[Dataset records]
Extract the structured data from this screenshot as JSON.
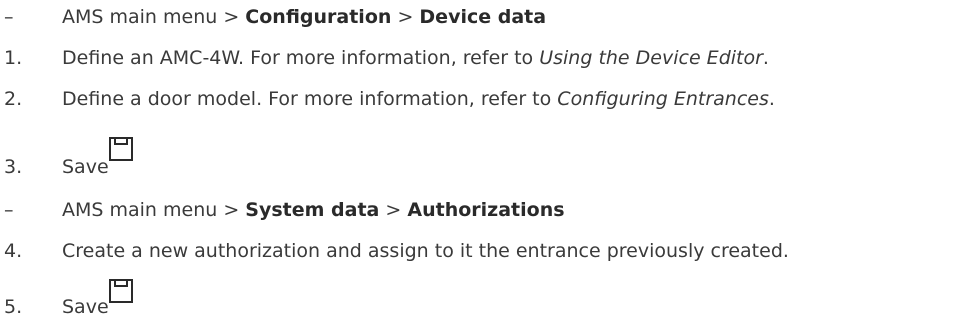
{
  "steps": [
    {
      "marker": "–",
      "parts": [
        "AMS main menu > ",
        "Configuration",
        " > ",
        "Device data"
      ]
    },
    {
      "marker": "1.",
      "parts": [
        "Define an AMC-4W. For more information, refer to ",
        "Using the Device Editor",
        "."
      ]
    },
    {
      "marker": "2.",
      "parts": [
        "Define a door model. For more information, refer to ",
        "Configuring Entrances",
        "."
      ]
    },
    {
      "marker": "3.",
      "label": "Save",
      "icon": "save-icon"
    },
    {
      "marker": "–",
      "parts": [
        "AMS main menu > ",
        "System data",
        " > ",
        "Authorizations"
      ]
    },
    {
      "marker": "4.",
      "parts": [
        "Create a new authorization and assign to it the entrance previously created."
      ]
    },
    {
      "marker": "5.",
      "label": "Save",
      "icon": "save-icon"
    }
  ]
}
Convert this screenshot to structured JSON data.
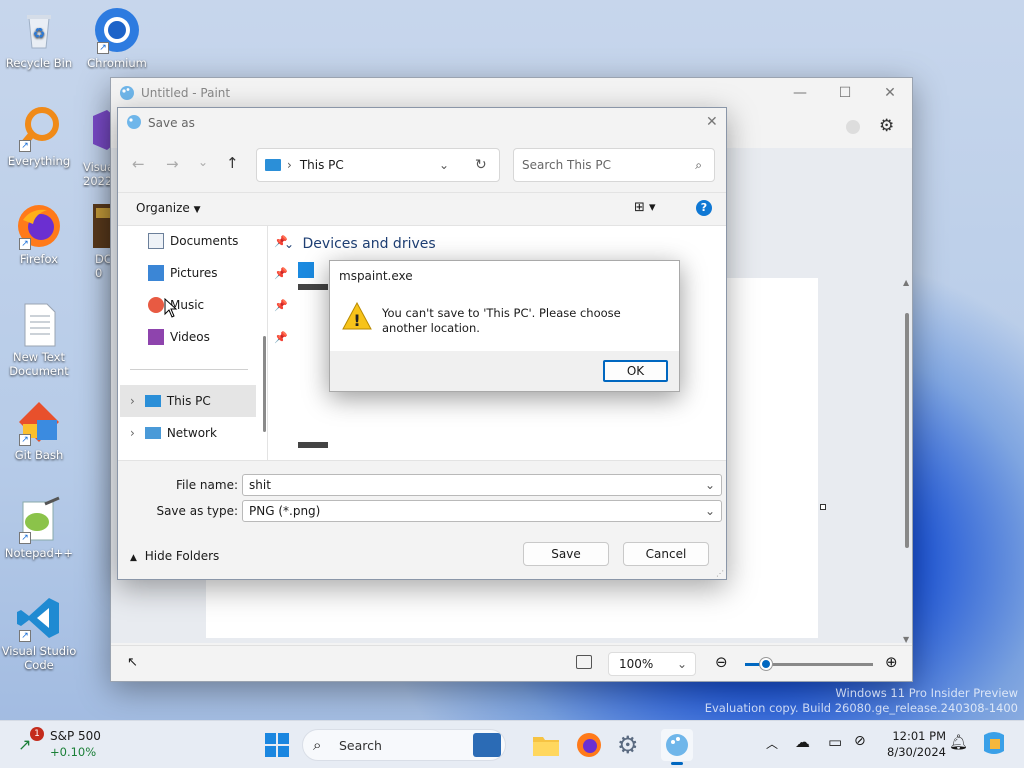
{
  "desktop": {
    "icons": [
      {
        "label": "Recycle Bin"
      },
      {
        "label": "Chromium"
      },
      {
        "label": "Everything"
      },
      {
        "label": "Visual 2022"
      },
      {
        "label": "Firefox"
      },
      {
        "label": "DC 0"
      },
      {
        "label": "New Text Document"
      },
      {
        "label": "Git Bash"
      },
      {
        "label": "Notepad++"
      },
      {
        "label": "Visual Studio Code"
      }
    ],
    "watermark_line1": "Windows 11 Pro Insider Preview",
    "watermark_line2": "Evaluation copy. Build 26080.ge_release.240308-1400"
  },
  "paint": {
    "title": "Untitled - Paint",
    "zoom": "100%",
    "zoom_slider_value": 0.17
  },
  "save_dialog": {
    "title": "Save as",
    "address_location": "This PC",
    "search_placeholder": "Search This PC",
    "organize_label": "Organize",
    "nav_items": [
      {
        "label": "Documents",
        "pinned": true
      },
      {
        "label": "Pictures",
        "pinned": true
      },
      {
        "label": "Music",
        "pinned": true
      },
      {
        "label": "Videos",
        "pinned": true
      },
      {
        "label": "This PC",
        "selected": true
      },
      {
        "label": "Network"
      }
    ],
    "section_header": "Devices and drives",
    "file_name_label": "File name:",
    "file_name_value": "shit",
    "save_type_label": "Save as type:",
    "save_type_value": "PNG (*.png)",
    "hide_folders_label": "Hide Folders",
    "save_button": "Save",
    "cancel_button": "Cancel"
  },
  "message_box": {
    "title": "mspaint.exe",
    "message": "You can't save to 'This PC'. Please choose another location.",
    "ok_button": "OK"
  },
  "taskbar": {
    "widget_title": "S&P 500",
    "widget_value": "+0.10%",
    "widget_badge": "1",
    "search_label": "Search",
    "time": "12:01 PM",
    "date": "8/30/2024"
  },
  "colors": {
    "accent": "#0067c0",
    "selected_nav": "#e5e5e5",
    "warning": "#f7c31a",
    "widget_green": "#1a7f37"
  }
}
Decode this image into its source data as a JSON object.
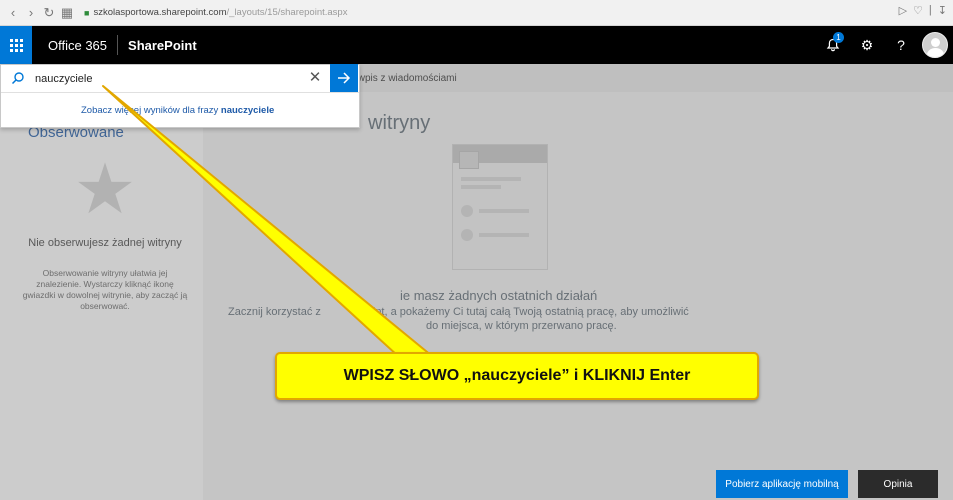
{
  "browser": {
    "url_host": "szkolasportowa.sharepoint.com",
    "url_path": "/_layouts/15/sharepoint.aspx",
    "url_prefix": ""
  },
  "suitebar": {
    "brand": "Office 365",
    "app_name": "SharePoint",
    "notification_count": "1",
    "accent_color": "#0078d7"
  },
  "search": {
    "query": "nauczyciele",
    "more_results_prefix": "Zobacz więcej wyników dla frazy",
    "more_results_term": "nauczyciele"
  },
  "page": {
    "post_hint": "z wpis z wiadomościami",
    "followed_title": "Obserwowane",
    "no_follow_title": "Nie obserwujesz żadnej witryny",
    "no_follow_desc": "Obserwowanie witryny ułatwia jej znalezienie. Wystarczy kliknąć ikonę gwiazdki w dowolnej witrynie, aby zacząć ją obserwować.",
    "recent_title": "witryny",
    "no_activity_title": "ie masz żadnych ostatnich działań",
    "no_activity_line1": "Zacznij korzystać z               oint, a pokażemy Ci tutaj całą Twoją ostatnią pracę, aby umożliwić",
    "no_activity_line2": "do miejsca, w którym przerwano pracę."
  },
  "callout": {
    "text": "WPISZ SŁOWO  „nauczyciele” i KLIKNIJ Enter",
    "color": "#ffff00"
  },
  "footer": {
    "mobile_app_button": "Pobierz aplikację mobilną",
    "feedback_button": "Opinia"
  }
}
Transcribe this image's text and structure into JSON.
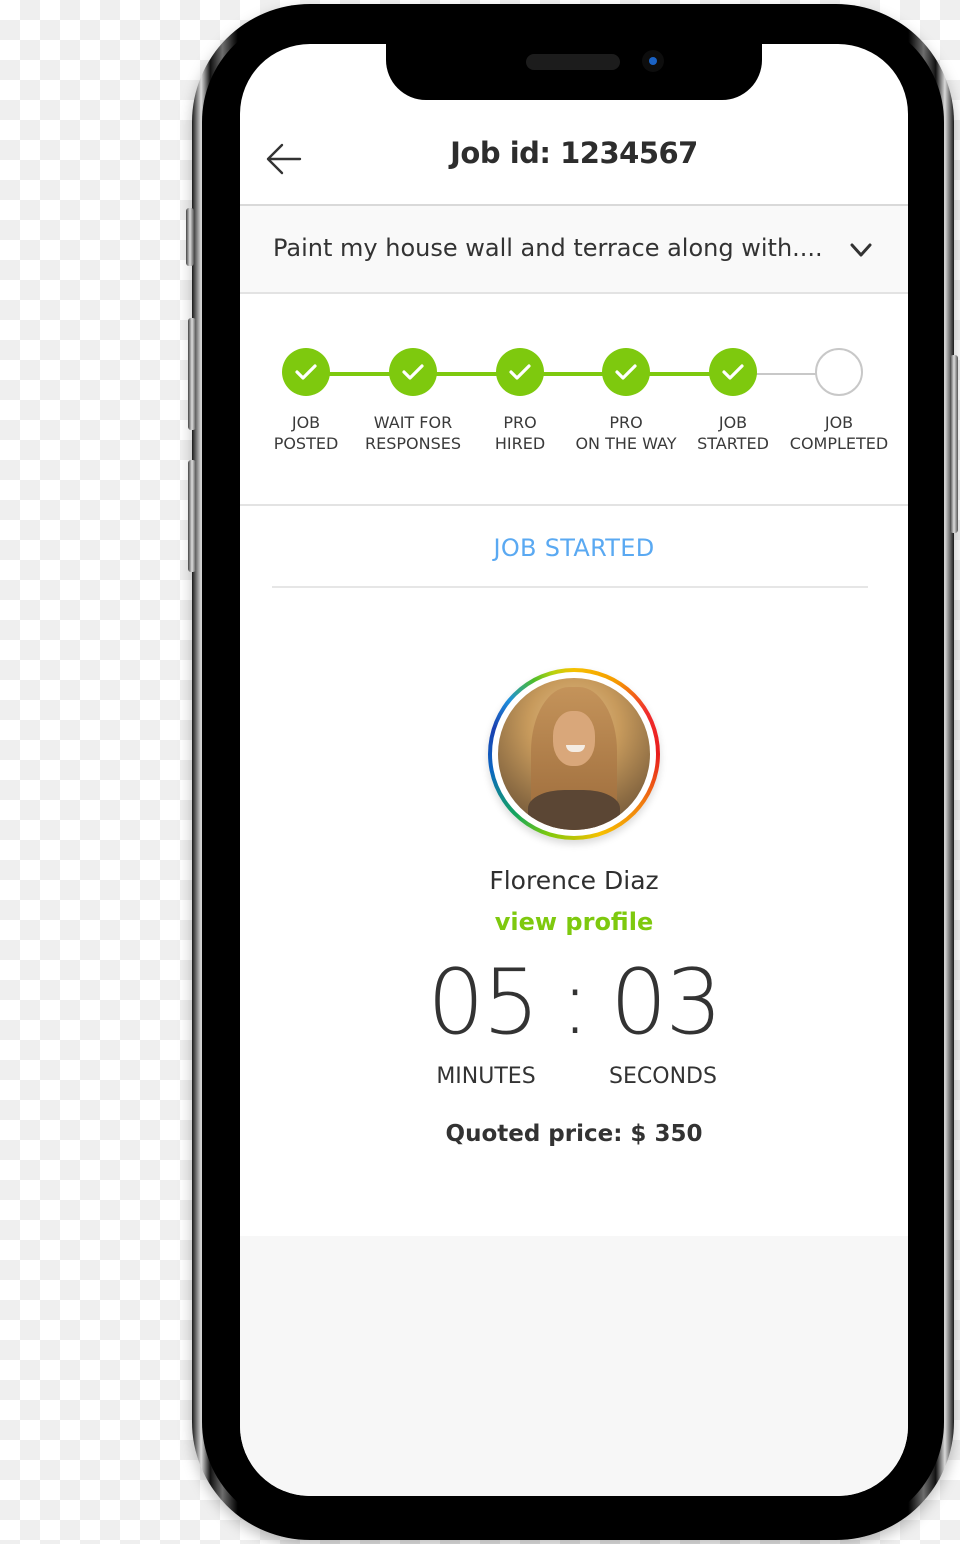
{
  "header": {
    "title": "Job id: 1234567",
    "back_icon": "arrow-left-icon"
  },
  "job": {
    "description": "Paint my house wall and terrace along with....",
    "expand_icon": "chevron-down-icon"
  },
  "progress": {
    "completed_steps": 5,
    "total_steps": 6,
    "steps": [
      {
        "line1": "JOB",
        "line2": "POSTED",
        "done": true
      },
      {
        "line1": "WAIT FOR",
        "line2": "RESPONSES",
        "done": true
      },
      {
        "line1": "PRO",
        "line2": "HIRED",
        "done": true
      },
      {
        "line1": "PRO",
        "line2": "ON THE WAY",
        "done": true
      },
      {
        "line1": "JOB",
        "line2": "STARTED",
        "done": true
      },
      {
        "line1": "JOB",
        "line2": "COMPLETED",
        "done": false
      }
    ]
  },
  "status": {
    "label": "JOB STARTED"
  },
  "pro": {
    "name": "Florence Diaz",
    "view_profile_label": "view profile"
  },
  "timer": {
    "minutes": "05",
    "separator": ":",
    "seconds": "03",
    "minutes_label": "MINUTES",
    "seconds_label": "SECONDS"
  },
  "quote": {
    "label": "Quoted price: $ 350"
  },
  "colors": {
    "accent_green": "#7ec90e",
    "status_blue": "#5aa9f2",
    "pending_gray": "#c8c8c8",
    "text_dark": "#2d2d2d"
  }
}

**EXERCISE PROMPT**
Drop the images and repeat the data exactly.

**COMPLETE ANSWER**
Extract the structured data from this screenshot as JSON.
{
  "steps": [
    {
      "marker": "–",
      "parts": [
        "AMS main menu > ",
        "Configuration",
        " > ",
        "Device data"
      ]
    },
    {
      "marker": "1.",
      "parts": [
        "Define an AMC-4W. For more information, refer to ",
        "Using the Device Editor",
        "."
      ]
    },
    {
      "marker": "2.",
      "parts": [
        "Define a door model. For more information, refer to ",
        "Configuring Entrances",
        "."
      ]
    },
    {
      "marker": "3.",
      "label": "Save",
      "icon": "save-icon"
    },
    {
      "marker": "–",
      "parts": [
        "AMS main menu > ",
        "System data",
        " > ",
        "Authorizations"
      ]
    },
    {
      "marker": "4.",
      "parts": [
        "Create a new authorization and assign to it the entrance previously created."
      ]
    },
    {
      "marker": "5.",
      "label": "Save",
      "icon": "save-icon"
    }
  ]
}
Convert this screenshot to structured JSON data.
{
  "desktop": {
    "icons": [
      {
        "label": "Recycle Bin"
      },
      {
        "label": "Chromium"
      },
      {
        "label": "Everything"
      },
      {
        "label": "Visual 2022"
      },
      {
        "label": "Firefox"
      },
      {
        "label": "DC 0"
      },
      {
        "label": "New Text Document"
      },
      {
        "label": "Git Bash"
      },
      {
        "label": "Notepad++"
      },
      {
        "label": "Visual Studio Code"
      }
    ],
    "watermark_line1": "Windows 11 Pro Insider Preview",
    "watermark_line2": "Evaluation copy. Build 26080.ge_release.240308-1400"
  },
  "paint": {
    "title": "Untitled - Paint",
    "zoom": "100%",
    "zoom_slider_value": 0.17
  },
  "save_dialog": {
    "title": "Save as",
    "address_location": "This PC",
    "search_placeholder": "Search This PC",
    "organize_label": "Organize",
    "nav_items": [
      {
        "label": "Documents",
        "pinned": true
      },
      {
        "label": "Pictures",
        "pinned": true
      },
      {
        "label": "Music",
        "pinned": true
      },
      {
        "label": "Videos",
        "pinned": true
      },
      {
        "label": "This PC",
        "selected": true
      },
      {
        "label": "Network"
      }
    ],
    "section_header": "Devices and drives",
    "file_name_label": "File name:",
    "file_name_value": "shit",
    "save_type_label": "Save as type:",
    "save_type_value": "PNG (*.png)",
    "hide_folders_label": "Hide Folders",
    "save_button": "Save",
    "cancel_button": "Cancel"
  },
  "message_box": {
    "title": "mspaint.exe",
    "message": "You can't save to 'This PC'. Please choose another location.",
    "ok_button": "OK"
  },
  "taskbar": {
    "widget_title": "S&P 500",
    "widget_value": "+0.10%",
    "widget_badge": "1",
    "search_label": "Search",
    "time": "12:01 PM",
    "date": "8/30/2024"
  },
  "colors": {
    "accent": "#0067c0",
    "selected_nav": "#e5e5e5",
    "warning": "#f7c31a",
    "widget_green": "#1a7f37"
  }
}
Decode this image into its source data as a JSON object.
{
  "browser": {
    "url_host": "szkolasportowa.sharepoint.com",
    "url_path": "/_layouts/15/sharepoint.aspx",
    "url_prefix": ""
  },
  "suitebar": {
    "brand": "Office 365",
    "app_name": "SharePoint",
    "notification_count": "1",
    "accent_color": "#0078d7"
  },
  "search": {
    "query": "nauczyciele",
    "more_results_prefix": "Zobacz więcej wyników dla frazy",
    "more_results_term": "nauczyciele"
  },
  "page": {
    "post_hint": "z wpis z wiadomościami",
    "followed_title": "Obserwowane",
    "no_follow_title": "Nie obserwujesz żadnej witryny",
    "no_follow_desc": "Obserwowanie witryny ułatwia jej znalezienie. Wystarczy kliknąć ikonę gwiazdki w dowolnej witrynie, aby zacząć ją obserwować.",
    "recent_title": "witryny",
    "no_activity_title": "ie masz żadnych ostatnich działań",
    "no_activity_line1": "Zacznij korzystać z               oint, a pokażemy Ci tutaj całą Twoją ostatnią pracę, aby umożliwić",
    "no_activity_line2": "do miejsca, w którym przerwano pracę."
  },
  "callout": {
    "text": "WPISZ SŁOWO  „nauczyciele” i KLIKNIJ Enter",
    "color": "#ffff00"
  },
  "footer": {
    "mobile_app_button": "Pobierz aplikację mobilną",
    "feedback_button": "Opinia"
  }
}
Transcribe this image's text and structure into JSON.
{
  "header": {
    "title": "Job id: 1234567",
    "back_icon": "arrow-left-icon"
  },
  "job": {
    "description": "Paint my house wall and terrace along with....",
    "expand_icon": "chevron-down-icon"
  },
  "progress": {
    "completed_steps": 5,
    "total_steps": 6,
    "steps": [
      {
        "line1": "JOB",
        "line2": "POSTED",
        "done": true
      },
      {
        "line1": "WAIT FOR",
        "line2": "RESPONSES",
        "done": true
      },
      {
        "line1": "PRO",
        "line2": "HIRED",
        "done": true
      },
      {
        "line1": "PRO",
        "line2": "ON THE WAY",
        "done": true
      },
      {
        "line1": "JOB",
        "line2": "STARTED",
        "done": true
      },
      {
        "line1": "JOB",
        "line2": "COMPLETED",
        "done": false
      }
    ]
  },
  "status": {
    "label": "JOB STARTED"
  },
  "pro": {
    "name": "Florence Diaz",
    "view_profile_label": "view profile"
  },
  "timer": {
    "minutes": "05",
    "separator": ":",
    "seconds": "03",
    "minutes_label": "MINUTES",
    "seconds_label": "SECONDS"
  },
  "quote": {
    "label": "Quoted price: $ 350"
  },
  "colors": {
    "accent_green": "#7ec90e",
    "status_blue": "#5aa9f2",
    "pending_gray": "#c8c8c8",
    "text_dark": "#2d2d2d"
  }
}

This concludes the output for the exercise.